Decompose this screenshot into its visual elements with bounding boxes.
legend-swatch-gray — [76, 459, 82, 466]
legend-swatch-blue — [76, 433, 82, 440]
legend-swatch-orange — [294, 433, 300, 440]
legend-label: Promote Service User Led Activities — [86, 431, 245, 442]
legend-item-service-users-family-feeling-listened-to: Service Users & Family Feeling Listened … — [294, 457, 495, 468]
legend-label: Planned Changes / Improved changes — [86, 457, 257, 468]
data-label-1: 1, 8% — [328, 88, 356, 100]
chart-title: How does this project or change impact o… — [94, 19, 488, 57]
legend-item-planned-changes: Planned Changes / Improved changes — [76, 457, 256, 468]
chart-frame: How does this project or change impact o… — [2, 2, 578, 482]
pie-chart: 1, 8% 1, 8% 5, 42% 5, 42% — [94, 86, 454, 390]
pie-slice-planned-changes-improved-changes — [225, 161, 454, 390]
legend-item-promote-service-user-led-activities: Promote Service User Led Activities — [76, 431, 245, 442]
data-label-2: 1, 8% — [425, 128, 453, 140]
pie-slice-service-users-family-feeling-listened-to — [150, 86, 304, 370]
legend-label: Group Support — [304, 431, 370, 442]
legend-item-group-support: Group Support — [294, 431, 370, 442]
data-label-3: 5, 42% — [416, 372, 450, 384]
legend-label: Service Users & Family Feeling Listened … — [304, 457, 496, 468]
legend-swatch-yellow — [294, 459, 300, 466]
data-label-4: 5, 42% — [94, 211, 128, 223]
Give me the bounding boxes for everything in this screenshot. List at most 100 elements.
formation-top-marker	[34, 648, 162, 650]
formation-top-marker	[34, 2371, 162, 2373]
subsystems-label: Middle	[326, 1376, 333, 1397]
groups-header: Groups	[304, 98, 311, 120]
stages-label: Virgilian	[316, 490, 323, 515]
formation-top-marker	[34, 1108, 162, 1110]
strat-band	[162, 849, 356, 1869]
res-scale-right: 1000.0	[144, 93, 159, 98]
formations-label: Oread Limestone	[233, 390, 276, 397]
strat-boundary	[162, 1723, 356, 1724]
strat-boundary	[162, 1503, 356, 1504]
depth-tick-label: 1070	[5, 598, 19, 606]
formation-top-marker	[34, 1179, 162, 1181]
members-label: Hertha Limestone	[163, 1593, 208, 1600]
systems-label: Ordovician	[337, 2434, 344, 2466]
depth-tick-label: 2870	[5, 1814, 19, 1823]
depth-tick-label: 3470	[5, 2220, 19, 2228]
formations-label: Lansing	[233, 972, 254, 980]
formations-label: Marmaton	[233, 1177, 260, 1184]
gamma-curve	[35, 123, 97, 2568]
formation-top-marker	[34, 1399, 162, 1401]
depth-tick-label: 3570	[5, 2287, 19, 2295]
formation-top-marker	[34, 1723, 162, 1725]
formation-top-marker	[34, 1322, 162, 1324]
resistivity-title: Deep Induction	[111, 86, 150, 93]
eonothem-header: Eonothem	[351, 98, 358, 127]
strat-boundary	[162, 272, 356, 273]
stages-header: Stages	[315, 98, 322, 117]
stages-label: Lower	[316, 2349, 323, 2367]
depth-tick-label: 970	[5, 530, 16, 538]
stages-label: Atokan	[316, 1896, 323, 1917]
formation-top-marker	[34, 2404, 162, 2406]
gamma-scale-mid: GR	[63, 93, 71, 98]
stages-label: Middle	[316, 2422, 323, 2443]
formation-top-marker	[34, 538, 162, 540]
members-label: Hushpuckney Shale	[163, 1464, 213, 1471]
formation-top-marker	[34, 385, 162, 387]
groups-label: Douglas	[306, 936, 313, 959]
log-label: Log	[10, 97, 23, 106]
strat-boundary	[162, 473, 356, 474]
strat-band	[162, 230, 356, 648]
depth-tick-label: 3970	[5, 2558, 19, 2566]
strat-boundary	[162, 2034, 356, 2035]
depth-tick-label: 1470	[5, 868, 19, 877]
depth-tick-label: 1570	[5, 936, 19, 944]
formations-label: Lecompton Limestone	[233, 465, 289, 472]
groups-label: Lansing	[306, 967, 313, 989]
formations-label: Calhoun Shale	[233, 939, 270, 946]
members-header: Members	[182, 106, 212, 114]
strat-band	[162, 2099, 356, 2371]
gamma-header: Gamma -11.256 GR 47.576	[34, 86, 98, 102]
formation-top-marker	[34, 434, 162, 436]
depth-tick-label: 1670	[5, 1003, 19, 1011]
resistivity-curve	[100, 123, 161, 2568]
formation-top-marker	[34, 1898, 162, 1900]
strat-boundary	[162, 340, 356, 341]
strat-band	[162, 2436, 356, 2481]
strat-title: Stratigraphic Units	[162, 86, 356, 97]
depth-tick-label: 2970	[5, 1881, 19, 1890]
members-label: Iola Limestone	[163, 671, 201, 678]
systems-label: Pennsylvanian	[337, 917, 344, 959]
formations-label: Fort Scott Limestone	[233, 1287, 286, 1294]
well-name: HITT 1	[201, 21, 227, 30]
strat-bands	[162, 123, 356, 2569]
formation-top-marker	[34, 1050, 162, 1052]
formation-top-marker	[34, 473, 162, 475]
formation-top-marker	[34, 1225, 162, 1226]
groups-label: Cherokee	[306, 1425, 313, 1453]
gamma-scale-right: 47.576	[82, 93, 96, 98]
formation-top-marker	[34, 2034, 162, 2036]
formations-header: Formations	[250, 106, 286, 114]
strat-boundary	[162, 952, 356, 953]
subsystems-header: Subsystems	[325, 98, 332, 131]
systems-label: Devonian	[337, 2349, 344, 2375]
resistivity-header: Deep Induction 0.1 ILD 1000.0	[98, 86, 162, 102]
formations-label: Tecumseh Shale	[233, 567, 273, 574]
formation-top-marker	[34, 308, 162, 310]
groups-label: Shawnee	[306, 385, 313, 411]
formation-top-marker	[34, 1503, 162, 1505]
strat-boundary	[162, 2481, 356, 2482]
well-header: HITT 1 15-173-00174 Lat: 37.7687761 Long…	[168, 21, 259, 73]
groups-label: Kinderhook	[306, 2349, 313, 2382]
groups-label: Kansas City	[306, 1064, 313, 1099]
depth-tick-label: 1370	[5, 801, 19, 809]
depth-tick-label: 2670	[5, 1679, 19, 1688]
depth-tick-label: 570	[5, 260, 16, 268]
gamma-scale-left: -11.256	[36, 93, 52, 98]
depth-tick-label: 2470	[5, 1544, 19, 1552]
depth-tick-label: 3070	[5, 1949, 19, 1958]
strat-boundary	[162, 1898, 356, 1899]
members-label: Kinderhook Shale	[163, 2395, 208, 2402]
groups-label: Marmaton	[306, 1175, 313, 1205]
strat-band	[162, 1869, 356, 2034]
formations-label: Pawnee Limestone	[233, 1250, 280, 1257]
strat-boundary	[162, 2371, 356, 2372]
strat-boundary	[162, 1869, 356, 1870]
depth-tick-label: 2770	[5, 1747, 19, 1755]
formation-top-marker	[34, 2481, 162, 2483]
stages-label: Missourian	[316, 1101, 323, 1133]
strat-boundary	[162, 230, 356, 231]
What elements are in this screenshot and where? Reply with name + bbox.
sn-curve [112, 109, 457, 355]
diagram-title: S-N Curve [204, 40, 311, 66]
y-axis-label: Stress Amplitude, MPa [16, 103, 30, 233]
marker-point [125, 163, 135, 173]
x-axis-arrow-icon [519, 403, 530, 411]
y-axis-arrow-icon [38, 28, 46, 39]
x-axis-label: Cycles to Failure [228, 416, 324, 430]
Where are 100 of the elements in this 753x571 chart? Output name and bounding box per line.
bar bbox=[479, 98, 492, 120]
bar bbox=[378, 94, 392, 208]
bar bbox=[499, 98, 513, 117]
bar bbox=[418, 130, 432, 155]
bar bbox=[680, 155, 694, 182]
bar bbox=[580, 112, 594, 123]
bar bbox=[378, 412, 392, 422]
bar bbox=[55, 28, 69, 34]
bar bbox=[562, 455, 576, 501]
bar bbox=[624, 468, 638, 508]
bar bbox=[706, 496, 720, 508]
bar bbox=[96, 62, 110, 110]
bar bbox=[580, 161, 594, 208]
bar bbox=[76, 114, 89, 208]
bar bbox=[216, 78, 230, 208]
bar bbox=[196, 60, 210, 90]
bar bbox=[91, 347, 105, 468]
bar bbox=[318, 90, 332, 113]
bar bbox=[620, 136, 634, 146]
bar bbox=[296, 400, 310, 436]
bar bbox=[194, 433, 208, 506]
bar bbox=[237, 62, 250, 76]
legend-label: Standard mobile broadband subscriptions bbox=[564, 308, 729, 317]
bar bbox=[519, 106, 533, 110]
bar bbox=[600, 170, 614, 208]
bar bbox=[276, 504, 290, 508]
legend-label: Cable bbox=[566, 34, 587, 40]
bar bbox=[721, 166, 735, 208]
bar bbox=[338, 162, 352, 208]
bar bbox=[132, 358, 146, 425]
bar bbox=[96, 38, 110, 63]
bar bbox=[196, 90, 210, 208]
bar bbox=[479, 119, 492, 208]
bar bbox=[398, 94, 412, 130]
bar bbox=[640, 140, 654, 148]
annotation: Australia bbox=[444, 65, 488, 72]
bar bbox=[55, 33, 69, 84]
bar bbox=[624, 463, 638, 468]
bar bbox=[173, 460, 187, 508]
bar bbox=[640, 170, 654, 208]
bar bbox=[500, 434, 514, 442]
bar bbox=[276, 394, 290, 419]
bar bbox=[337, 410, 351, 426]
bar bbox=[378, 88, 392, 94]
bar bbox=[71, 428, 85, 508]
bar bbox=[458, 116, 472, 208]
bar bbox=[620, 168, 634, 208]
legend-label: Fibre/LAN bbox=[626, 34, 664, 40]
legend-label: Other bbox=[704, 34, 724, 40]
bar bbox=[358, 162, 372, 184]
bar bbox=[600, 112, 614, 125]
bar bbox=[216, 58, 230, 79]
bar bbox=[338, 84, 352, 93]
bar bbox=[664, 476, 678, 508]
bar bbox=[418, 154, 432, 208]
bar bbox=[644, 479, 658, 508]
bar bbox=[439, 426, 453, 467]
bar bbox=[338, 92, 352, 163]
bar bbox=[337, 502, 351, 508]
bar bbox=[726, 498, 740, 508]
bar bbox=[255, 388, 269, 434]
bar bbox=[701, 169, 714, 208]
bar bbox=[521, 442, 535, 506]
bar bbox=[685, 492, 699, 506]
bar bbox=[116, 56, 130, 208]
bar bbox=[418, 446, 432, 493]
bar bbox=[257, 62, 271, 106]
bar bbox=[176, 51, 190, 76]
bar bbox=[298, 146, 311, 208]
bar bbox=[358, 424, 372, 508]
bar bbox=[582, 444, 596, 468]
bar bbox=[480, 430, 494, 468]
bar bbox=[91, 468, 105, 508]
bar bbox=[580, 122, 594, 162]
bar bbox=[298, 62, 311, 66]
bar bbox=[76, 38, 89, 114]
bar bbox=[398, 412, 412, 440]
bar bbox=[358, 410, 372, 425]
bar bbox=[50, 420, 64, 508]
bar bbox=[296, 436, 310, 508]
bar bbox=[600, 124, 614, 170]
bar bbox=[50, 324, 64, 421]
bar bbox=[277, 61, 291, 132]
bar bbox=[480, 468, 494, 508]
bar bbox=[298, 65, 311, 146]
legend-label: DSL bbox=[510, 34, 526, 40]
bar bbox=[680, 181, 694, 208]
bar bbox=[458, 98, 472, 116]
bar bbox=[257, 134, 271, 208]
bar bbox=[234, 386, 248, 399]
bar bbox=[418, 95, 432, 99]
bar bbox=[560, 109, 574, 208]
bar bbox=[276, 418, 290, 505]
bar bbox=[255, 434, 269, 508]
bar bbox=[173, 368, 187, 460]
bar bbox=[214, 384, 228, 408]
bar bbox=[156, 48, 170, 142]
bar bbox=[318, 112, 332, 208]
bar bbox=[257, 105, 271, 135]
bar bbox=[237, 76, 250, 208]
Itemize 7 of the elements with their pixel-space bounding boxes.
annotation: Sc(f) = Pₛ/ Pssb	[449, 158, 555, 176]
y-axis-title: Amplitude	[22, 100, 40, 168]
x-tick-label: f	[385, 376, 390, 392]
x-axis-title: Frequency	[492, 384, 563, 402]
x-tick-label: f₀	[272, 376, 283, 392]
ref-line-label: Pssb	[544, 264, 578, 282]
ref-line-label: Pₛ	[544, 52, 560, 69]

++++

_EXERCISE TASK_. Tally the lines of the records that contain the string "axis", and reply with the number alone.

_TASK SOLUTION_. 6